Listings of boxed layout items
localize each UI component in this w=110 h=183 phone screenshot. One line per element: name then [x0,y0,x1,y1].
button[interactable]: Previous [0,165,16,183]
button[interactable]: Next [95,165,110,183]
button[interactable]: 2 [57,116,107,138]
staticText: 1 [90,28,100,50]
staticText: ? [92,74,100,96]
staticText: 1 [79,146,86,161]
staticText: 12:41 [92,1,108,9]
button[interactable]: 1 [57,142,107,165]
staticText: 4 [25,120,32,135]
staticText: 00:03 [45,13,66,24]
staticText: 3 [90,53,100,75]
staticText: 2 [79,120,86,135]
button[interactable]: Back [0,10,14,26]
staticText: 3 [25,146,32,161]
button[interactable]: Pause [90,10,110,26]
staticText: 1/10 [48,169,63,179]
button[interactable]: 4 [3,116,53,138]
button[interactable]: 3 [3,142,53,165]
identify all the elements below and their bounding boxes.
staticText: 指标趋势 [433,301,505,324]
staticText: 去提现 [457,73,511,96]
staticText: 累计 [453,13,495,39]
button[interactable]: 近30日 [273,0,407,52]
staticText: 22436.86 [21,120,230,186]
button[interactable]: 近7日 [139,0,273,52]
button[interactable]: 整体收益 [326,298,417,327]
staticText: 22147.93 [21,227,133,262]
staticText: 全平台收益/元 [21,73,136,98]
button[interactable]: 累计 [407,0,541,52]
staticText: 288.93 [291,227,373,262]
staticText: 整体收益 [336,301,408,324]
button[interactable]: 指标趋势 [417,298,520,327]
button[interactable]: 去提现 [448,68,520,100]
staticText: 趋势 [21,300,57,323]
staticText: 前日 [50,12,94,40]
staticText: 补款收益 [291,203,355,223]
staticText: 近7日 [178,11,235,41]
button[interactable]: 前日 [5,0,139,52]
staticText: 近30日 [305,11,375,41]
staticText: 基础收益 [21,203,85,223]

* _AIM_
Please copy out the items word for word, from the first line of the items up to and including the line that contains "button[interactable]: 近30日 [273,0,407,52]".

* _WORKED ANSWER_
localize each UI component in this w=110 h=183 phone screenshot. One line per element: name then [x0,y0,x1,y1].
button[interactable]: Previous [0,165,16,183]
button[interactable]: Next [95,165,110,183]
button[interactable]: 2 [57,116,107,138]
staticText: 1 [90,28,100,50]
staticText: ? [92,74,100,96]
staticText: 1 [79,146,86,161]
staticText: 12:41 [92,1,108,9]
button[interactable]: 1 [57,142,107,165]
staticText: 4 [25,120,32,135]
staticText: 00:03 [45,13,66,24]
staticText: 3 [90,53,100,75]
staticText: 2 [79,120,86,135]
button[interactable]: Back [0,10,14,26]
staticText: 3 [25,146,32,161]
button[interactable]: Pause [90,10,110,26]
staticText: 1/10 [48,169,63,179]
button[interactable]: 4 [3,116,53,138]
button[interactable]: 3 [3,142,53,165]
identify all the elements below and their bounding boxes.
staticText: 指标趋势 [433,301,505,324]
staticText: 去提现 [457,73,511,96]
staticText: 累计 [453,13,495,39]
button[interactable]: 近30日 [273,0,407,52]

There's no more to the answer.